■ **Your task**:
Using the material below, copy every line where "type" appears.

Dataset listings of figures
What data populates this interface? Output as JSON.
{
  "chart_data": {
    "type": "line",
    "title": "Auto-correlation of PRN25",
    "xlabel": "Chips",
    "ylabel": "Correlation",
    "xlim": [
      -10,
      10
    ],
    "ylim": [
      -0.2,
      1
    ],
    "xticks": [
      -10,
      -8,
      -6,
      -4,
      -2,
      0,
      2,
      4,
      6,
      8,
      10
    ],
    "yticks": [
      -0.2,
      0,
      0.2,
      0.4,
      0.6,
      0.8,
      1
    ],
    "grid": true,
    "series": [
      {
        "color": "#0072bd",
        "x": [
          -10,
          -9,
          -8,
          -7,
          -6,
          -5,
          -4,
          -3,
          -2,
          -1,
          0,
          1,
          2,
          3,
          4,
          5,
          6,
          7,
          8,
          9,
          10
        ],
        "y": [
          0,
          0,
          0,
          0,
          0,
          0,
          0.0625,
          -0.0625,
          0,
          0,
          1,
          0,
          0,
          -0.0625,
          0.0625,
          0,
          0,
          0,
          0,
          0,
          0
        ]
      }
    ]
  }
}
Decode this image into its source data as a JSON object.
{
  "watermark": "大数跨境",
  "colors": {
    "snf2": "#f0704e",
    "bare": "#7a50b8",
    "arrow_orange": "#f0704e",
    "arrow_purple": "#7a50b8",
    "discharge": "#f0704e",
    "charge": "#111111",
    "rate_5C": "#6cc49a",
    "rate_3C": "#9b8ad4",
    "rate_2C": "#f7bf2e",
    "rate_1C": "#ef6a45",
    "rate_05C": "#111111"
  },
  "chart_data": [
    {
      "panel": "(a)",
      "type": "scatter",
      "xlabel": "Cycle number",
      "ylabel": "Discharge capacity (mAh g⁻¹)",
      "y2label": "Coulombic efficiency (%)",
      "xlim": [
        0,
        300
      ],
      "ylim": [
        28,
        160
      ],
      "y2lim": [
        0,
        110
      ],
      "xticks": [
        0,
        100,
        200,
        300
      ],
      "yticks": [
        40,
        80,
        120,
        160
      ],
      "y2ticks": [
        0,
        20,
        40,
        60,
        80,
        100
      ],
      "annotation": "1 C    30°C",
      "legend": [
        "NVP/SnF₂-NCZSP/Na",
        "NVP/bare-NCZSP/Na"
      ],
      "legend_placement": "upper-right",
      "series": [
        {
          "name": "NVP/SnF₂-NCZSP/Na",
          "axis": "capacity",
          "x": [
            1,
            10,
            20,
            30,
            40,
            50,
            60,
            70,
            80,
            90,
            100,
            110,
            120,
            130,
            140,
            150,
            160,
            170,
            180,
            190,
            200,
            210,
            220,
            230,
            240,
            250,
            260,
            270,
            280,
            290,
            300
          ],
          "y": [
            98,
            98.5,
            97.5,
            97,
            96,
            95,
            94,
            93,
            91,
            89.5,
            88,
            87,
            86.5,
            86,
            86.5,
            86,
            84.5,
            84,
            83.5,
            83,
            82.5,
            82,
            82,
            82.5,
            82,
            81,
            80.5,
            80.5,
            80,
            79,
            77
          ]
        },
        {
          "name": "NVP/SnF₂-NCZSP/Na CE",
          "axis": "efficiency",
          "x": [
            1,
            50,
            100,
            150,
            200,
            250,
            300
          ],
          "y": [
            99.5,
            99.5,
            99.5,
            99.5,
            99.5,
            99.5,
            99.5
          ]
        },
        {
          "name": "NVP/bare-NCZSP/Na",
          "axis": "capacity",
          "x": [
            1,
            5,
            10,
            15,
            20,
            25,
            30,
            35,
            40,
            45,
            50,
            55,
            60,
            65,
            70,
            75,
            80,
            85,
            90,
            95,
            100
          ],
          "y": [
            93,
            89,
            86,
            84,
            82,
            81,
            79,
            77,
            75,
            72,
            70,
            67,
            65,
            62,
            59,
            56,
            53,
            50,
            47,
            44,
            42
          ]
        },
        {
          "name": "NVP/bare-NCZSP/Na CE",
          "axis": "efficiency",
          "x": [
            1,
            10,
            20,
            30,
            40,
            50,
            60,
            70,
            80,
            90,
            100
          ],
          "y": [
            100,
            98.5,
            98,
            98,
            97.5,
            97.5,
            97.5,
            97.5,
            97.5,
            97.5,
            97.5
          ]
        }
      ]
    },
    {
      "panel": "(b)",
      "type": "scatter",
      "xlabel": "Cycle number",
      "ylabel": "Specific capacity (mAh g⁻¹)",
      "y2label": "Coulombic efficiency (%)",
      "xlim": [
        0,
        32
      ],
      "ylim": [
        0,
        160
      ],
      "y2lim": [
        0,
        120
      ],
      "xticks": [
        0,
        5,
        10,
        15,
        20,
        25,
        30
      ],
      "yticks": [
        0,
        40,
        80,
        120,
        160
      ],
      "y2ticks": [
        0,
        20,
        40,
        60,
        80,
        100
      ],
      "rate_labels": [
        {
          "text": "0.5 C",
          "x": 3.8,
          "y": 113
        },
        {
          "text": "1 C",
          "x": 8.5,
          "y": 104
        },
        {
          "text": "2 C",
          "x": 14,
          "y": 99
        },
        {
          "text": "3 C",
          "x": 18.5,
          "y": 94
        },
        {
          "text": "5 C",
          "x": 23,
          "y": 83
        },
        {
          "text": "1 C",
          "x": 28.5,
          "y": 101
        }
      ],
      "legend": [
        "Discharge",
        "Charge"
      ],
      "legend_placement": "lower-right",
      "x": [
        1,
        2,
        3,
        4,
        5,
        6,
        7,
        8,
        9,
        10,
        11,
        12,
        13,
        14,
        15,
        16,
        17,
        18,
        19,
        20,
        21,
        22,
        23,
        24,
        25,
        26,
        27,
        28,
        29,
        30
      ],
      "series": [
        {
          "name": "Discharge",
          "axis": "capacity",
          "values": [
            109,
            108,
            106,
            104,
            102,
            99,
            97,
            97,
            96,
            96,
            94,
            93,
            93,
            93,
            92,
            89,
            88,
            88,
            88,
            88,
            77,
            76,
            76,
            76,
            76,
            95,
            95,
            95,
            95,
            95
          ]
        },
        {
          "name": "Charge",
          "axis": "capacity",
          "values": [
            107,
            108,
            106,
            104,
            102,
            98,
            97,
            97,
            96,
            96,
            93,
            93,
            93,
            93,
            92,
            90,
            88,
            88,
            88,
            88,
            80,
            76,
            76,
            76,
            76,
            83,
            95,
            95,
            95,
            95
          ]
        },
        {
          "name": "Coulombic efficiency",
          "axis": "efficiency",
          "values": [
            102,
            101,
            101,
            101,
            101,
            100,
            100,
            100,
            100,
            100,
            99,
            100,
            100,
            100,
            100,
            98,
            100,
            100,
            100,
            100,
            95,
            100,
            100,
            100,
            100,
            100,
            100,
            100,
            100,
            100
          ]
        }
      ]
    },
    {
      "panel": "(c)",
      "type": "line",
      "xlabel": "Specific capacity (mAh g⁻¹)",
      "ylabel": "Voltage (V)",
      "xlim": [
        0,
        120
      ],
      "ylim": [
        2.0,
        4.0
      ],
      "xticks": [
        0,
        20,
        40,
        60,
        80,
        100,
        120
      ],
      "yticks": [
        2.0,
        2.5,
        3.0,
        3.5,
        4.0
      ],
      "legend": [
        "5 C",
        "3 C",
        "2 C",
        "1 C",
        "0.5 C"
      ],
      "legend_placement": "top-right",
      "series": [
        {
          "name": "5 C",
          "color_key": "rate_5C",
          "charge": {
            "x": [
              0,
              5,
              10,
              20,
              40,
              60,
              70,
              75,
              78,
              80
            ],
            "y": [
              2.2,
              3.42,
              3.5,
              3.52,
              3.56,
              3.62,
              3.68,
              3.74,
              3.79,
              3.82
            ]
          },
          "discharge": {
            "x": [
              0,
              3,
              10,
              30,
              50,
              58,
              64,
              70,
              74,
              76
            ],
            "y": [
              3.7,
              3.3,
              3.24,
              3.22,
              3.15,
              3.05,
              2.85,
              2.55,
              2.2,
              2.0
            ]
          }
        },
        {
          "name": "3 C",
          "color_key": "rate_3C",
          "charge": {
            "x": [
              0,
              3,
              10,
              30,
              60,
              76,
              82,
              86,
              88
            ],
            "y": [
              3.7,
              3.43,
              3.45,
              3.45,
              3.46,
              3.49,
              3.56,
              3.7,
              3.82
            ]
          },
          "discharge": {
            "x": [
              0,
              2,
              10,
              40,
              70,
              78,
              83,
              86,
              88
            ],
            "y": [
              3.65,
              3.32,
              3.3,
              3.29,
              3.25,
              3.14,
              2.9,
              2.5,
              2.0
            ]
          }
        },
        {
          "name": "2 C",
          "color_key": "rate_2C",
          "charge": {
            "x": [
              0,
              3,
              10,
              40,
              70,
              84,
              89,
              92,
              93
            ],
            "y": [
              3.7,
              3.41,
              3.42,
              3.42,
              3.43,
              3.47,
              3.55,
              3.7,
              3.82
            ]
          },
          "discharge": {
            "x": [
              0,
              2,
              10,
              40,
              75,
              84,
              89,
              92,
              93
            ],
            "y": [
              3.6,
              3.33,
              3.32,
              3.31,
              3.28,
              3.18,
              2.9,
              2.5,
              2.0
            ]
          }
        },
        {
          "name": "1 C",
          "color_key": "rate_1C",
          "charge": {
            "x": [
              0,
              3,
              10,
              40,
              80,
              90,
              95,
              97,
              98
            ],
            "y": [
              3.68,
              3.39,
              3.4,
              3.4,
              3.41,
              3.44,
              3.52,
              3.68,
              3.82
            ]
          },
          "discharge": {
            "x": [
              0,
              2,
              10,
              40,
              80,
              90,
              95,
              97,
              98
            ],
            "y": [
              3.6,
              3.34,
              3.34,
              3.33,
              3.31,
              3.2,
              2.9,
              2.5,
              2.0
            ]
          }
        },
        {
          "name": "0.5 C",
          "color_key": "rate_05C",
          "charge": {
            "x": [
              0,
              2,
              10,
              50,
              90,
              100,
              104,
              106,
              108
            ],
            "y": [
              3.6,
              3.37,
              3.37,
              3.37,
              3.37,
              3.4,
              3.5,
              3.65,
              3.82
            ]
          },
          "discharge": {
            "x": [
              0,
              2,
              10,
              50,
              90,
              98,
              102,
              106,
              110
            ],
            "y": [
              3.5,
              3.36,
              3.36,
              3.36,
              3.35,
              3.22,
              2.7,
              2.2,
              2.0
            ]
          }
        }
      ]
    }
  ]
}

■ **Problem solution**:
    "type": "line",
      "type": "scatter",
      "type": "scatter",
      "type": "line",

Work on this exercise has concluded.